### PAGE
━━━━━━━━━━

# Missy&Rory Update - 8 Weeks old!



## MissysMum (Jun 19, 2014)

Just some comparison pictures for you.

Birth -












Now (8 weeks old) -
















Won't be long before he outgrows Missy!! And she is looking fantastic too!!


----------



##  (Jun 19, 2014)

WOW! He is growing like a weed! Momma is sure giving us the look....good job, Mom!


----------



## MissysMum (Jun 19, 2014)

Castle Rock Miniatures said:


> WOW! He is growing like a weed! Momma is sure giving us the look....good job, Mom!


He is growing unbelievably quick!!


----------



## Brooke S. (Jun 19, 2014)

Wow, his is BIG!! Good job with both of them MissysMum!


----------



## Ryan Johnson (Jun 19, 2014)

He just keeps getting more wonderful everyday. Lovely Boy Missysmum, Love his beautiful white face.


----------



## atotton (Jun 19, 2014)

Big handsome boy!


----------



## cassie (Jun 20, 2014)

wow! how did he fit in her tummy?! lol he is such a gorgeous big boy! growing up very nicely!


----------



## AnnaC (Jun 20, 2014)

Goodness where did that little foal go? He's certainly growing fast - looking very handsome too!! Great to see the updated pics of both of them, thank you.





Are you enjoying the beautiful summer weather we seem to be blessed with at the moment?


----------



## MissysMum (Jun 20, 2014)

Thank you everyone! Oh it's lovely, AnnaC, so warm. Only bother is the pesky midgies!! How you doing? xx


----------



## AnnaC (Jun 21, 2014)

━━━━━━━━━━

(Items listed in a dataset)
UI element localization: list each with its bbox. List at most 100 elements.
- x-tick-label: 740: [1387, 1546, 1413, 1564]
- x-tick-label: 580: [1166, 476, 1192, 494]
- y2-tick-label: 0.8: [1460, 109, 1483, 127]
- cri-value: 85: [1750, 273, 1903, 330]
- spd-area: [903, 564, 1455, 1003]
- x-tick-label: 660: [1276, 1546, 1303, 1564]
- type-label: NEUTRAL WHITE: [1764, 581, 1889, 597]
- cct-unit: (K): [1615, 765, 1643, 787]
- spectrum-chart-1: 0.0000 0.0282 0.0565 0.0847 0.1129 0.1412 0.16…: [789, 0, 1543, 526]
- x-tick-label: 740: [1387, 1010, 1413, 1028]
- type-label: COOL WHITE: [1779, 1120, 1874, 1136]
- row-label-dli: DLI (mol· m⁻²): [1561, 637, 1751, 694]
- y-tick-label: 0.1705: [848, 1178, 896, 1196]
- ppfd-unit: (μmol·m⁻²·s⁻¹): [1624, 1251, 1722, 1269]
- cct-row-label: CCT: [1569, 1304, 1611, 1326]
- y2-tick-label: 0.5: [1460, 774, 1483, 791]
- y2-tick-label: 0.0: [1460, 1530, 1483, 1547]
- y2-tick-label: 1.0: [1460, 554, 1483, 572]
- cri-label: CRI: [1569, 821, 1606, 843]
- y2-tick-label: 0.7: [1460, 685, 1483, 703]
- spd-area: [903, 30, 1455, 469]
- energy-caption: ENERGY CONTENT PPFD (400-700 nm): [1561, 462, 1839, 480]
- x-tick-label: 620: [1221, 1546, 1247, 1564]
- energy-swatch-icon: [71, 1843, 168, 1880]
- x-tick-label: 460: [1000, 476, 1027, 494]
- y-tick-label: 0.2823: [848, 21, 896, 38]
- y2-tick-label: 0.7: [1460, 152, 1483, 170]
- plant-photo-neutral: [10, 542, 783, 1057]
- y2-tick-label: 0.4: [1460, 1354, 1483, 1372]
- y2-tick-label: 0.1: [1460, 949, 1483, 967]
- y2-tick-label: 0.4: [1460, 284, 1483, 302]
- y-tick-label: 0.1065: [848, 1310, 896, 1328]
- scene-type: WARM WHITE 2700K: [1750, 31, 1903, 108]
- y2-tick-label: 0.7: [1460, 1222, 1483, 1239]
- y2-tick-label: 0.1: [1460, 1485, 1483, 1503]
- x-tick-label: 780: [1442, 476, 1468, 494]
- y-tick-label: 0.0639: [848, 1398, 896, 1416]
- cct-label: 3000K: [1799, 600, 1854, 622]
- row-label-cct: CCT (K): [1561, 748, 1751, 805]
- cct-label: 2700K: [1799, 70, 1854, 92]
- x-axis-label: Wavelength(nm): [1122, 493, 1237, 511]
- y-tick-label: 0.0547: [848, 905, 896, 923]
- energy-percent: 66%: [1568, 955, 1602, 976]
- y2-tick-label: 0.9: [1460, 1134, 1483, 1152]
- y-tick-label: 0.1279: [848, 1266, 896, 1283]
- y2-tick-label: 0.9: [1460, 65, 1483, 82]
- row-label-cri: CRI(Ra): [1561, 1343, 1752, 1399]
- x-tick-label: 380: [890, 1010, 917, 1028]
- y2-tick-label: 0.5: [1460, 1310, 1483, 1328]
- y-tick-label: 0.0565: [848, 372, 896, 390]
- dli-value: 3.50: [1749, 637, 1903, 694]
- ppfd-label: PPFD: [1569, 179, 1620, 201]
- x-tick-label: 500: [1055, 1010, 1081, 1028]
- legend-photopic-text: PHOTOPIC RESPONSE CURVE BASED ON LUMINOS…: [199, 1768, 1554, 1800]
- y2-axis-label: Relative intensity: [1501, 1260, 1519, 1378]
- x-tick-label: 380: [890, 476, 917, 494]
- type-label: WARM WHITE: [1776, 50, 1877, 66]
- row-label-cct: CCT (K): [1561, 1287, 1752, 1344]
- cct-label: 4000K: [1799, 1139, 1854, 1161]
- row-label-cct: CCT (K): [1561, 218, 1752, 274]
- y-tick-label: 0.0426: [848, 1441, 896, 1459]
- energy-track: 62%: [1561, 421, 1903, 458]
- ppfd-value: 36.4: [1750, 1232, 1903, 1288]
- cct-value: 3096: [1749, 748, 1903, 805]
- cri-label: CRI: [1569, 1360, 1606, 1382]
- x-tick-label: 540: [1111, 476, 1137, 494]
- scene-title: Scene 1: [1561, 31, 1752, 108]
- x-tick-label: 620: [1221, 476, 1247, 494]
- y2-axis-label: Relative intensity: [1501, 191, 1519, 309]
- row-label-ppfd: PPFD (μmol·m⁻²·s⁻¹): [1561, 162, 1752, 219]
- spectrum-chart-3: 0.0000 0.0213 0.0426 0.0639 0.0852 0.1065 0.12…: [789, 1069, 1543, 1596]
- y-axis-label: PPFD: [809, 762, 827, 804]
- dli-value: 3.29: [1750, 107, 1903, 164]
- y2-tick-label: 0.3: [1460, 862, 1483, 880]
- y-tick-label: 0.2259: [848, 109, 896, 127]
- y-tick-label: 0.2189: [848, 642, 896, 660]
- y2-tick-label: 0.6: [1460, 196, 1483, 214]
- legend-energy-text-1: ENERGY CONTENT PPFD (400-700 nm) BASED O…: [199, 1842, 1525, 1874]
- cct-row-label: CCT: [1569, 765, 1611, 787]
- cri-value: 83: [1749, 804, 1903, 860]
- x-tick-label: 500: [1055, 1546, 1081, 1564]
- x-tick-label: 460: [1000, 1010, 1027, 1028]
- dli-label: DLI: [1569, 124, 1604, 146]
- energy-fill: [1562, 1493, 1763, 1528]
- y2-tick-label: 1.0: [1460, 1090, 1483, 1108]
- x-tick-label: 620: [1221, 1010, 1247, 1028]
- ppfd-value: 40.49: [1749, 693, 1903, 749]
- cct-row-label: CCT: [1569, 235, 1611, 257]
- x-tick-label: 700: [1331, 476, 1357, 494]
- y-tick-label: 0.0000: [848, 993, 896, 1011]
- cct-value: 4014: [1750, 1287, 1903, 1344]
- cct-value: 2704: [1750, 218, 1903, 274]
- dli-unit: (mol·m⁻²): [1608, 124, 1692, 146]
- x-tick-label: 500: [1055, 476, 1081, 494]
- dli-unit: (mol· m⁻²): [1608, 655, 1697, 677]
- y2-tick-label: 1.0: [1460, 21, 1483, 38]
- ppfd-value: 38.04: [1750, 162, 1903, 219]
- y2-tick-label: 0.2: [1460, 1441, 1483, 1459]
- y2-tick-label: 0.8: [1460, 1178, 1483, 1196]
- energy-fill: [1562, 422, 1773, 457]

━━━━━━━━━━

### EXERCISE INSTRUCTIONS
1 - Answer these questions from the Missy and Rory thread:
(a) How old is the foal in the "Now" pictures?
(b) What does Ryan Johnson say he loves about the foal?
(c) What does MissysMum call the only bother of the warm weather?
2 - Write the next part of the Missy and Rory thread, starting after its final line.

### SET OF ANSWERS
1 -
(a) 8 weeks old.
(b) His beautiful white face.
(c) The pesky midgies.

2 -
Pretty good thanks - just madly busy making the most of this great weather. Both my babies are living out now (just over a month old) coming back into their stables once a day for their special feeds. Just turned 80 odd sheep out with them to help keep the gass down and the naughty colt has been having marvellous fun rounding them all up - poor sheep! Luckily he loses interest before they all get too hot and bothered!


----------



## MissysMum (Jun 22, 2014)

AnnaC said:


> Pretty good thanks - just madly busy making the most of this great weather. Both my babies are living out now (just over a month old) coming back into their stables once a day for their special feeds. Just turned 80 odd sheep out with them to help keep the gass down and the naughty colt has been having marvellous fun rounding them all up - poor sheep! Luckily he loses interest before they all get too hot and bothered!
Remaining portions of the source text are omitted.